Input data:
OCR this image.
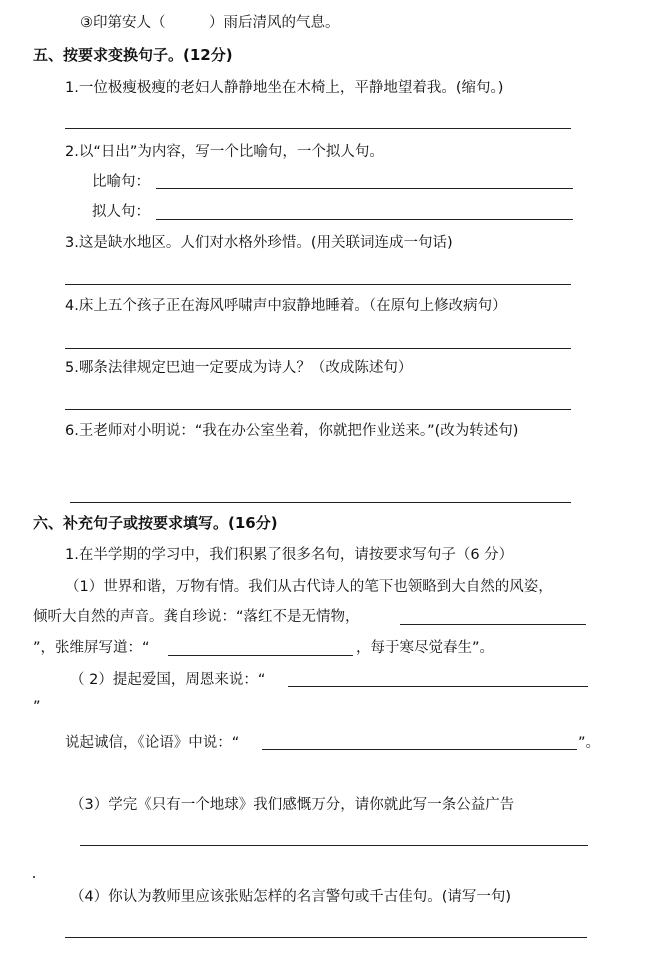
③印第安人（　　　）雨后清风的气息。
五、按要求变换句子。(12分)
1.一位极瘦极瘦的老妇人静静地坐在木椅上，平静地望着我。(缩句。)
2.以“日出”为内容，写一个比喻句，一个拟人句。
比喻句：
拟人句：
3.这是缺水地区。人们对水格外珍惜。(用关联词连成一句话)
4.床上五个孩子正在海风呼啸声中寂静地睡着。（在原句上修改病句）
5.哪条法律规定巴迪一定要成为诗人？（改成陈述句）
6.王老师对小明说：“我在办公室坐着，你就把作业送来。”(改为转述句)
六、补充句子或按要求填写。(16分)
1.在半学期的学习中，我们积累了很多名句，请按要求写句子（6 分）
（1）世界和谐，万物有情。我们从古代诗人的笔下也领略到大自然的风姿，
倾听大自然的声音。龚自珍说：“落红不是无情物，
”，张维屏写道：“	，每于寒尽觉春生”。
（ 2）提起爱国，周恩来说：“
”
说起诚信，《论语》中说：“	”。
（3）学完《只有一个地球》我们感慨万分，请你就此写一条公益广告
（4）你认为教师里应该张贴怎样的名言警句或千古佳句。(请写一句)
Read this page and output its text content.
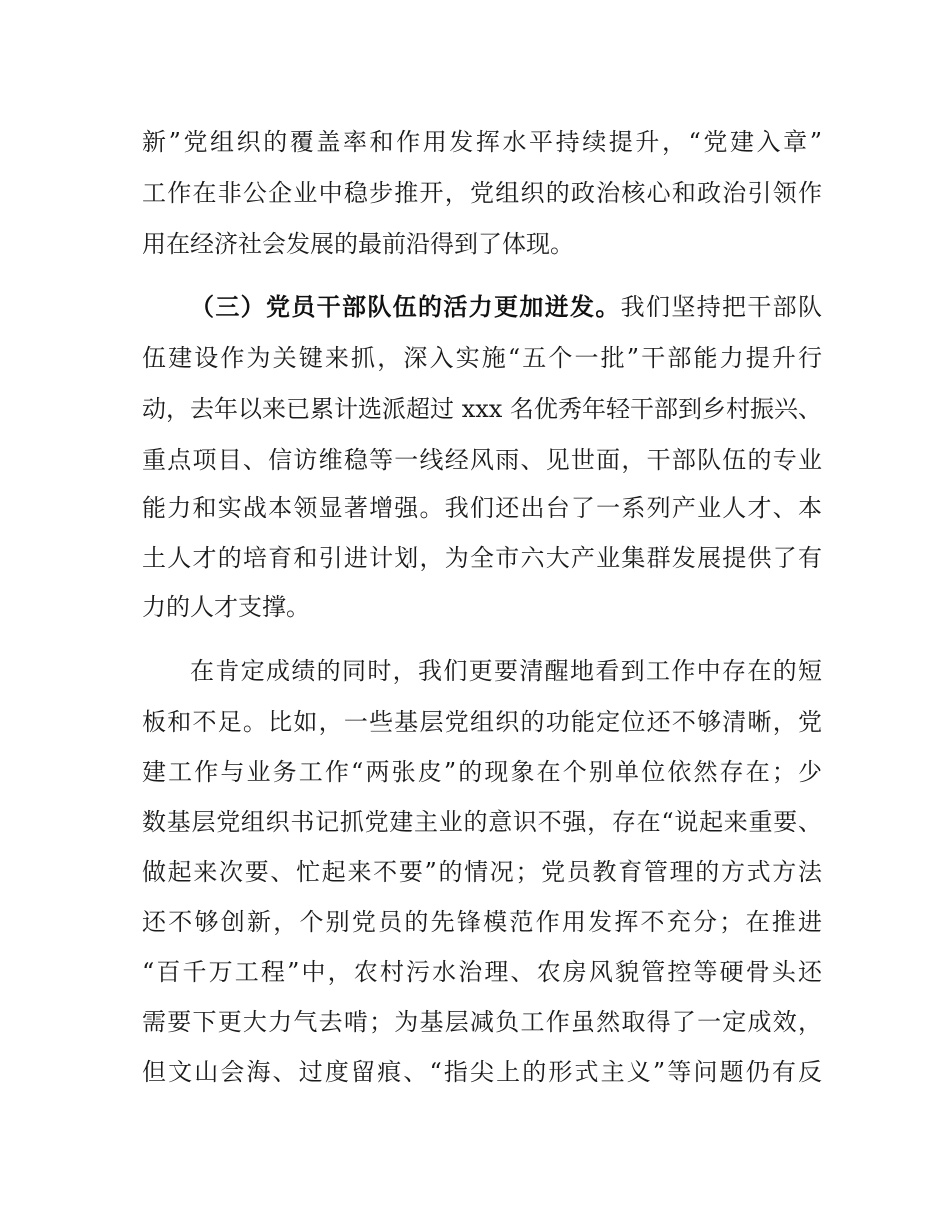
新”党组织的覆盖率和作用发挥水平持续提升，“党建入章”
工作在非公企业中稳步推开，党组织的政治核心和政治引领作
用在经济社会发展的最前沿得到了体现。
（三）党员干部队伍的活力更加迸发。我们坚持把干部队
伍建设作为关键来抓，深入实施“五个一批”干部能力提升行
动，去年以来已累计选派超过 xxx 名优秀年轻干部到乡村振兴、
重点项目、信访维稳等一线经风雨、见世面，干部队伍的专业
能力和实战本领显著增强。我们还出台了一系列产业人才、本
土人才的培育和引进计划，为全市六大产业集群发展提供了有
力的人才支撑。
在肯定成绩的同时，我们更要清醒地看到工作中存在的短
板和不足。比如，一些基层党组织的功能定位还不够清晰，党
建工作与业务工作“两张皮”的现象在个别单位依然存在；少
数基层党组织书记抓党建主业的意识不强，存在“说起来重要、
做起来次要、忙起来不要”的情况；党员教育管理的方式方法
还不够创新，个别党员的先锋模范作用发挥不充分；在推进
“百千万工程”中，农村污水治理、农房风貌管控等硬骨头还
需要下更大力气去啃；为基层减负工作虽然取得了一定成效，
但文山会海、过度留痕、“指尖上的形式主义”等问题仍有反
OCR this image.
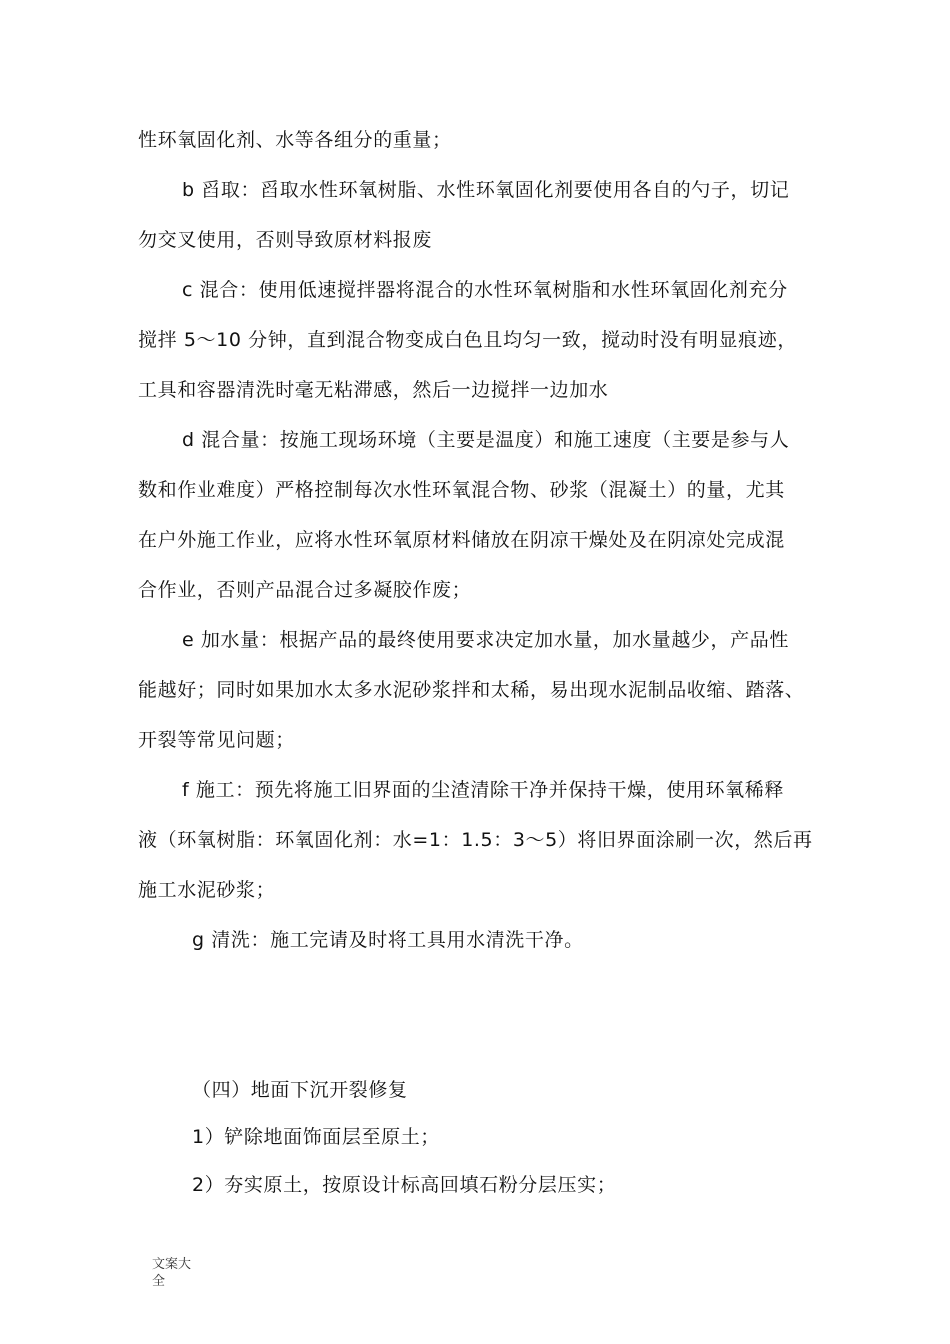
性环氧固化剂、水等各组分的重量；
b 舀取：舀取水性环氧树脂、水性环氧固化剂要使用各自的勺子，切记
勿交叉使用，否则导致原材料报废
c 混合：使用低速搅拌器将混合的水性环氧树脂和水性环氧固化剂充分
搅拌 5～10 分钟，直到混合物变成白色且均匀一致，搅动时没有明显痕迹，
工具和容器清洗时毫无粘滞感，然后一边搅拌一边加水
d 混合量：按施工现场环境（主要是温度）和施工速度（主要是参与人
数和作业难度）严格控制每次水性环氧混合物、砂浆（混凝土）的量，尤其
在户外施工作业，应将水性环氧原材料储放在阴凉干燥处及在阴凉处完成混
合作业，否则产品混合过多凝胶作废；
e 加水量：根据产品的最终使用要求决定加水量，加水量越少，产品性
能越好；同时如果加水太多水泥砂浆拌和太稀，易出现水泥制品收缩、踏落、
开裂等常见问题；
f 施工：预先将施工旧界面的尘渣清除干净并保持干燥，使用环氧稀释
液（环氧树脂：环氧固化剂：水=1：1.5：3～5）将旧界面涂刷一次，然后再
施工水泥砂浆；
g 清洗：施工完请及时将工具用水清洗干净。
（四）地面下沉开裂修复
1）铲除地面饰面层至原土；
2）夯实原土，按原设计标高回填石粉分层压实；
文案大
全
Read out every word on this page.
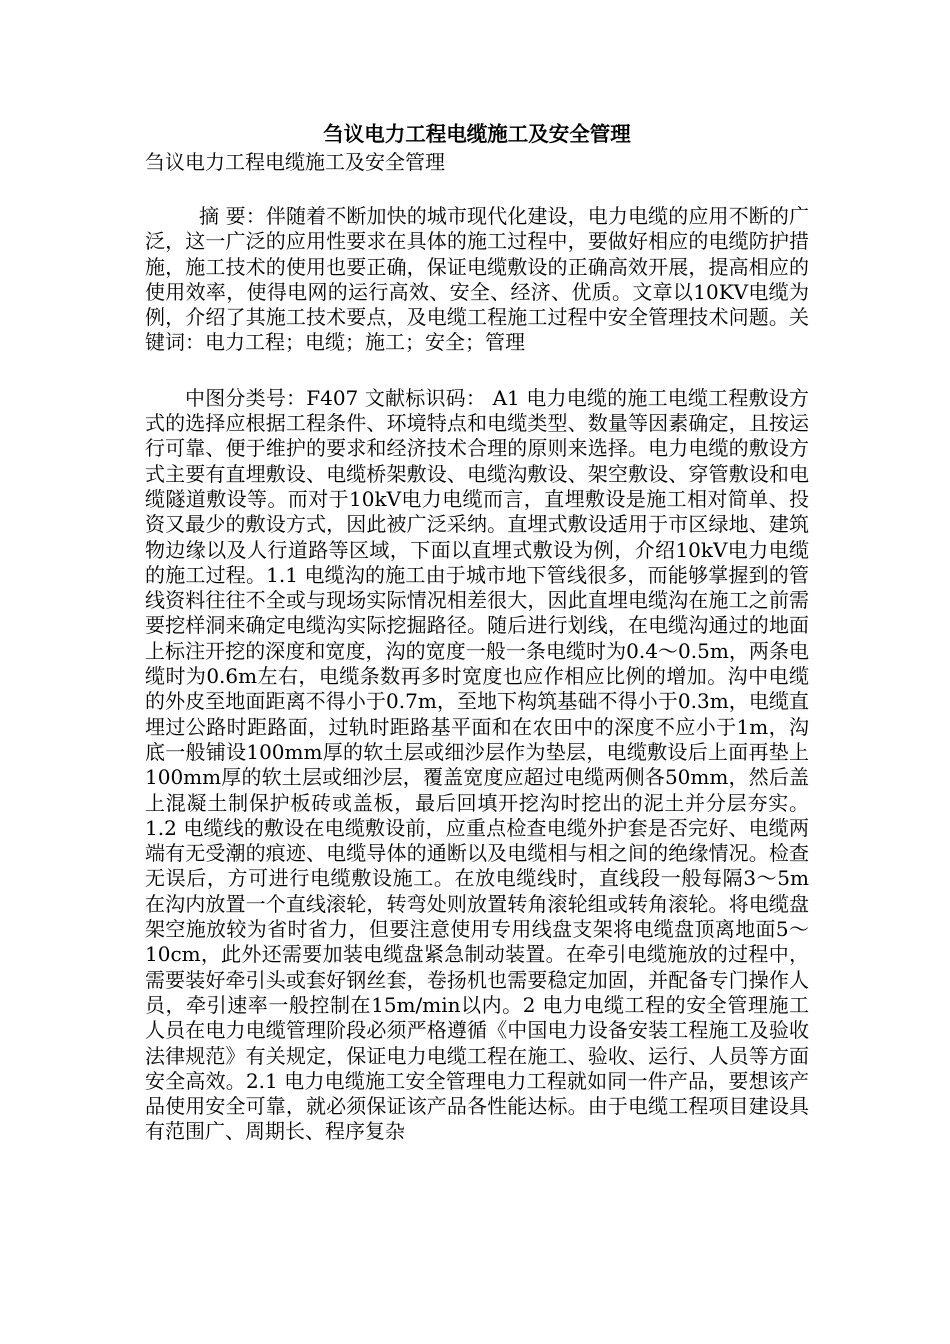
刍议电力工程电缆施工及安全管理

刍议电力工程电缆施工及安全管理

摘 要：伴随着不断加快的城市现代化建设，电力电缆的应用不断的广泛，这一广泛的应用性要求在具体的施工过程中，要做好相应的电缆防护措施，施工技术的使用也要正确，保证电缆敷设的正确高效开展，提高相应的使用效率，使得电网的运行高效、安全、经济、优质。文章以10KV电缆为例，介绍了其施工技术要点，及电缆工程施工过程中安全管理技术问题。关键词：电力工程；电缆；施工；安全；管理

中图分类号：F407 文献标识码： A1 电力电缆的施工电缆工程敷设方式的选择应根据工程条件、环境特点和电缆类型、数量等因素确定，且按运行可靠、便于维护的要求和经济技术合理的原则来选择。电力电缆的敷设方式主要有直埋敷设、电缆桥架敷设、电缆沟敷设、架空敷设、穿管敷设和电缆隧道敷设等。而对于10kV电力电缆而言，直埋敷设是施工相对简单、投资又最少的敷设方式，因此被广泛采纳。直埋式敷设适用于市区绿地、建筑物边缘以及人行道路等区域，下面以直埋式敷设为例，介绍10kV电力电缆的施工过程。1.1 电缆沟的施工由于城市地下管线很多，而能够掌握到的管线资料往往不全或与现场实际情况相差很大，因此直埋电缆沟在施工之前需要挖样洞来确定电缆沟实际挖掘路径。随后进行划线，在电缆沟通过的地面上标注开挖的深度和宽度，沟的宽度一般一条电缆时为0.4～0.5m，两条电缆时为0.6m左右，电缆条数再多时宽度也应作相应比例的增加。沟中电缆的外皮至地面距离不得小于0.7m，至地下构筑基础不得小于0.3m，电缆直埋过公路时距路面，过轨时距路基平面和在农田中的深度不应小于1m，沟底一般铺设100mm厚的软土层或细沙层作为垫层，电缆敷设后上面再垫上100mm厚的软土层或细沙层，覆盖宽度应超过电缆两侧各50mm，然后盖上混凝土制保护板砖或盖板，最后回填开挖沟时挖出的泥土并分层夯实。1.2 电缆线的敷设在电缆敷设前，应重点检查电缆外护套是否完好、电缆两端有无受潮的痕迹、电缆导体的通断以及电缆相与相之间的绝缘情况。检查无误后，方可进行电缆敷设施工。在放电缆线时，直线段一般每隔3～5m在沟内放置一个直线滚轮，转弯处则放置转角滚轮组或转角滚轮。将电缆盘架空施放较为省时省力，但要注意使用专用线盘支架将电缆盘顶离地面5～10cm，此外还需要加装电缆盘紧急制动装置。在牵引电缆施放的过程中，需要装好牵引头或套好钢丝套，卷扬机也需要稳定加固，并配备专门操作人员，牵引速率一般控制在15m/min以内。2 电力电缆工程的安全管理施工人员在电力电缆管理阶段必须严格遵循《中国电力设备安装工程施工及验收法律规范》有关规定，保证电力电缆工程在施工、验收、运行、人员等方面安全高效。2.1 电力电缆施工安全管理电力工程就如同一件产品，要想该产品使用安全可靠，就必须保证该产品各性能达标。由于电缆工程项目建设具有范围广、周期长、程序复杂
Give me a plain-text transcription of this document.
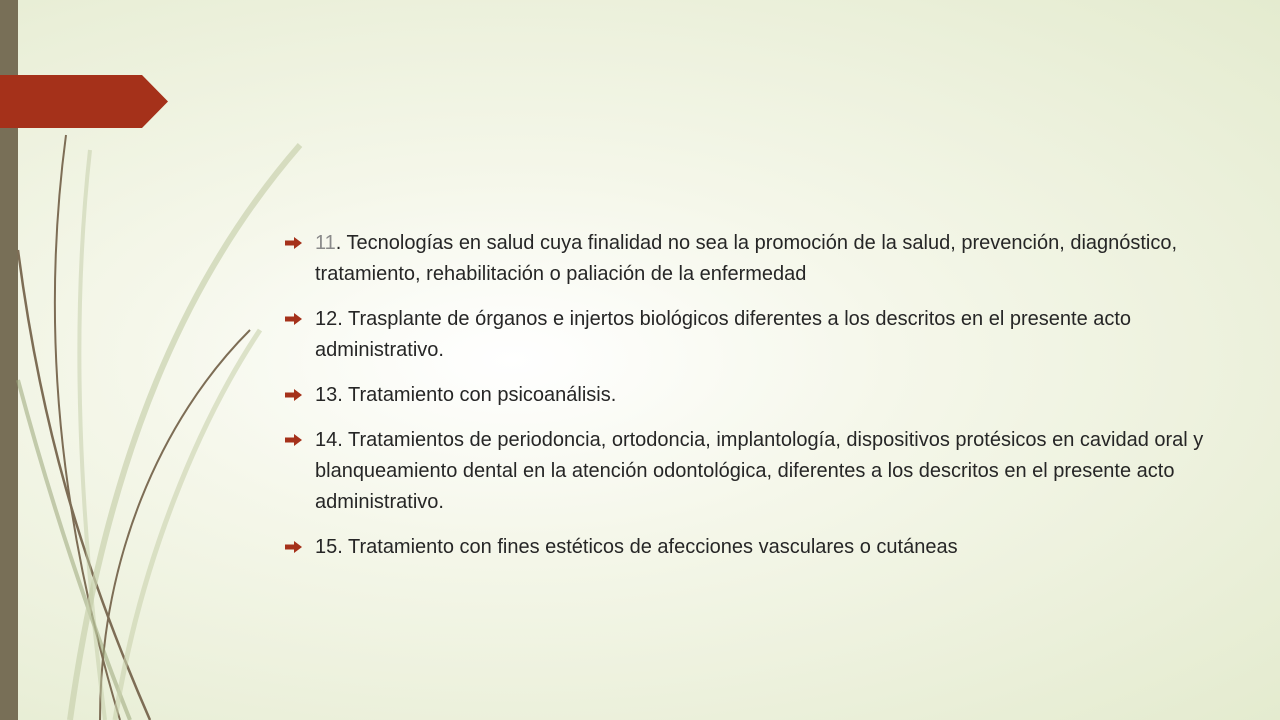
11. Tecnologías en salud cuya finalidad no sea la promoción de la salud, prevención, diagnóstico, tratamiento, rehabilitación o paliación de la enfermedad
12. Trasplante de órganos e injertos biológicos diferentes a los descritos en el presente acto administrativo.
13. Tratamiento con psicoanálisis.
14. Tratamientos de periodoncia, ortodoncia, implantología, dispositivos protésicos en cavidad oral y blanqueamiento dental en la atención odontológica, diferentes a los descritos en el presente acto administrativo.
15. Tratamiento con fines estéticos de afecciones vasculares o cutáneas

Requirements:
Check each line of the entries above, and show every one holding the word "diferentes".

Reply to the task:
12. Trasplante de órganos e injertos biológicos diferentes a los descritos en el presente acto administrativo.
14. Tratamientos de periodoncia, ortodoncia, implantología, dispositivos protésicos en cavidad oral y blanqueamiento dental en la atención odontológica, diferentes a los descritos en el presente acto administrativo.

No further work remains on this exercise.